YOUR TASK » Quote the whole listing word for word. Do not include the pictures.

● ● ● ● ●

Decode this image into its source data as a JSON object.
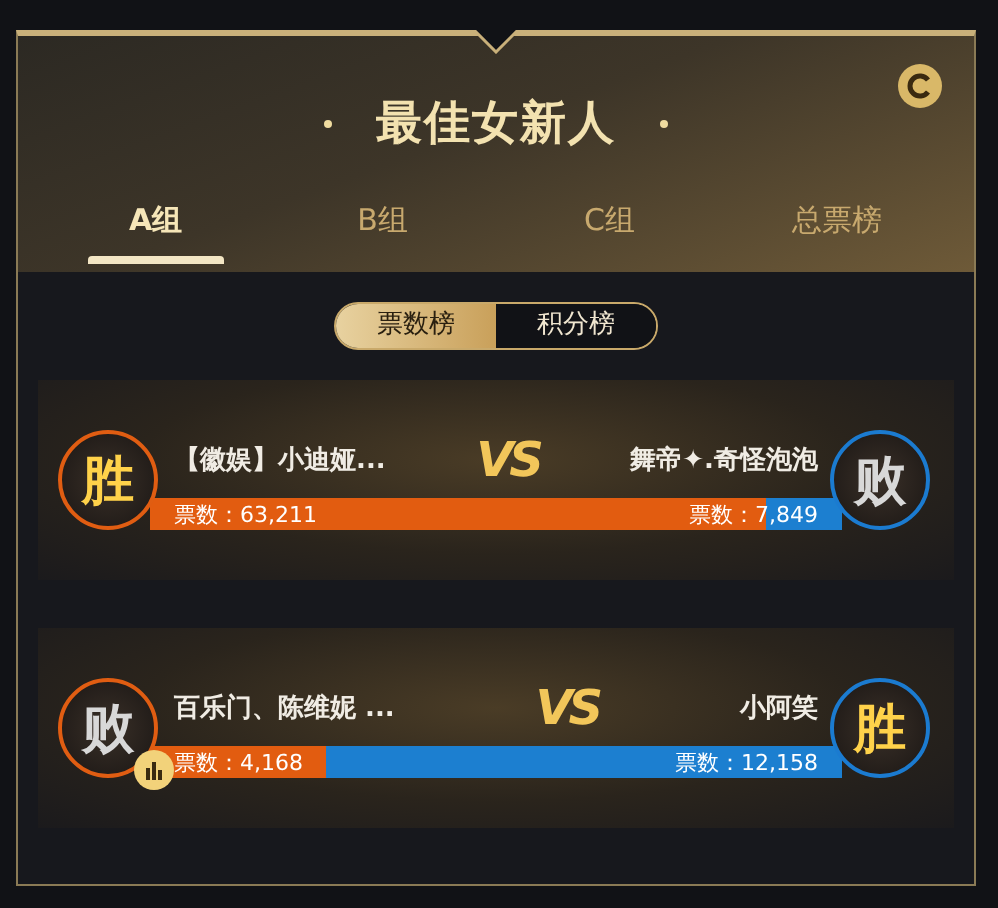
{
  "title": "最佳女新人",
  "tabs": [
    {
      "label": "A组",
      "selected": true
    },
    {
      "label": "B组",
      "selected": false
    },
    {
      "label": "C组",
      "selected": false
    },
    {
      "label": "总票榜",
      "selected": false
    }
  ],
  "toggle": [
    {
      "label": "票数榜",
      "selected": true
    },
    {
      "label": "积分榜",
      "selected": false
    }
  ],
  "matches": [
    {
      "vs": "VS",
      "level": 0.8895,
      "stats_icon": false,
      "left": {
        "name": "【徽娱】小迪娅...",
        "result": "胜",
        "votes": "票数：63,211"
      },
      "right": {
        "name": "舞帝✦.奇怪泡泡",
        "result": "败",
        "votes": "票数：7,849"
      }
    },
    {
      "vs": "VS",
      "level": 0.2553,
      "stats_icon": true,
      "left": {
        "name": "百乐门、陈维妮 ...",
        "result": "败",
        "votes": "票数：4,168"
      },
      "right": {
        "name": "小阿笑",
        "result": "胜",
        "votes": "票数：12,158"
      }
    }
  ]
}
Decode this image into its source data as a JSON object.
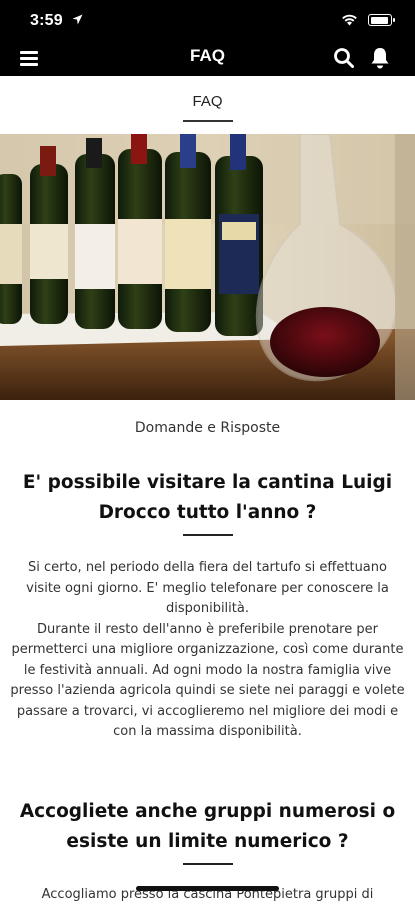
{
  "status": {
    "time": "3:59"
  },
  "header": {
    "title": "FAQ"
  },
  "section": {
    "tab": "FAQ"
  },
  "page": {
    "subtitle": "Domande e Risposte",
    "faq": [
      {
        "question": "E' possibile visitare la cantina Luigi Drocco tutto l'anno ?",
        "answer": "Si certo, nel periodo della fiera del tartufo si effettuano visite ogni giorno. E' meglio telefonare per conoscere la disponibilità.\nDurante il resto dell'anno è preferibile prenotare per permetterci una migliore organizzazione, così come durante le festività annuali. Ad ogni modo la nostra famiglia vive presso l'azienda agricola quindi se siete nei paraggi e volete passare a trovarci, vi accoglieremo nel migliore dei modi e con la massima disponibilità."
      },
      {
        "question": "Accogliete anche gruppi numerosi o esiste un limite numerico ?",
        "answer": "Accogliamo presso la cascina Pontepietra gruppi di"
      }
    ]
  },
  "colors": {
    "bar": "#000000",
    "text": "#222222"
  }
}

● ● ● ● ●

EXERCISE SOLUTION »
Decode this image into its source data as a JSON object.
{
  "title": "最佳女新人",
  "tabs": [
    {
      "label": "A组",
      "selected": true
    },
    {
      "label": "B组",
      "selected": false
    },
    {
      "label": "C组",
      "selected": false
    },
    {
      "label": "总票榜",
      "selected": false
    }
  ],
  "toggle": [
    {
      "label": "票数榜",
      "selected": true
    },
    {
      "label": "积分榜",
      "selected": false
    }
  ],
  "matches": [
    {
      "vs": "VS",
      "level": 0.8895,
      "stats_icon": false,
      "left": {
        "name": "【徽娱】小迪娅...",
        "result": "胜",
        "votes": "票数：63,211"
      },
      "right": {
        "name": "舞帝✦.奇怪泡泡",
        "result": "败",
        "votes": "票数：7,849"
      }
    },
    {
      "vs": "VS",
      "level": 0.2553,
      "stats_icon": true,
      "left": {
        "name": "百乐门、陈维妮 ...",
        "result": "败",
        "votes": "票数：4,168"
      },
      "right": {
        "name": "小阿笑",
        "result": "胜",
        "votes": "票数：12,158"
      }
    }
  ]
}
Decode this image into its source data as a JSON object.
{
  "status": {
    "time": "3:59"
  },
  "header": {
    "title": "FAQ"
  },
  "section": {
    "tab": "FAQ"
  },
  "page": {
    "subtitle": "Domande e Risposte",
    "faq": [
      {
        "question": "E' possibile visitare la cantina Luigi Drocco tutto l'anno ?",
        "answer": "Si certo, nel periodo della fiera del tartufo si effettuano visite ogni giorno. E' meglio telefonare per conoscere la disponibilità.\nDurante il resto dell'anno è preferibile prenotare per permetterci una migliore organizzazione, così come durante le festività annuali. Ad ogni modo la nostra famiglia vive presso l'azienda agricola quindi se siete nei paraggi e volete passare a trovarci, vi accoglieremo nel migliore dei modi e con la massima disponibilità."
      },
      {
        "question": "Accogliete anche gruppi numerosi o esiste un limite numerico ?",
        "answer": "Accogliamo presso la cascina Pontepietra gruppi di"
      }
    ]
  },
  "colors": {
    "bar": "#000000",
    "text": "#222222"
  }
}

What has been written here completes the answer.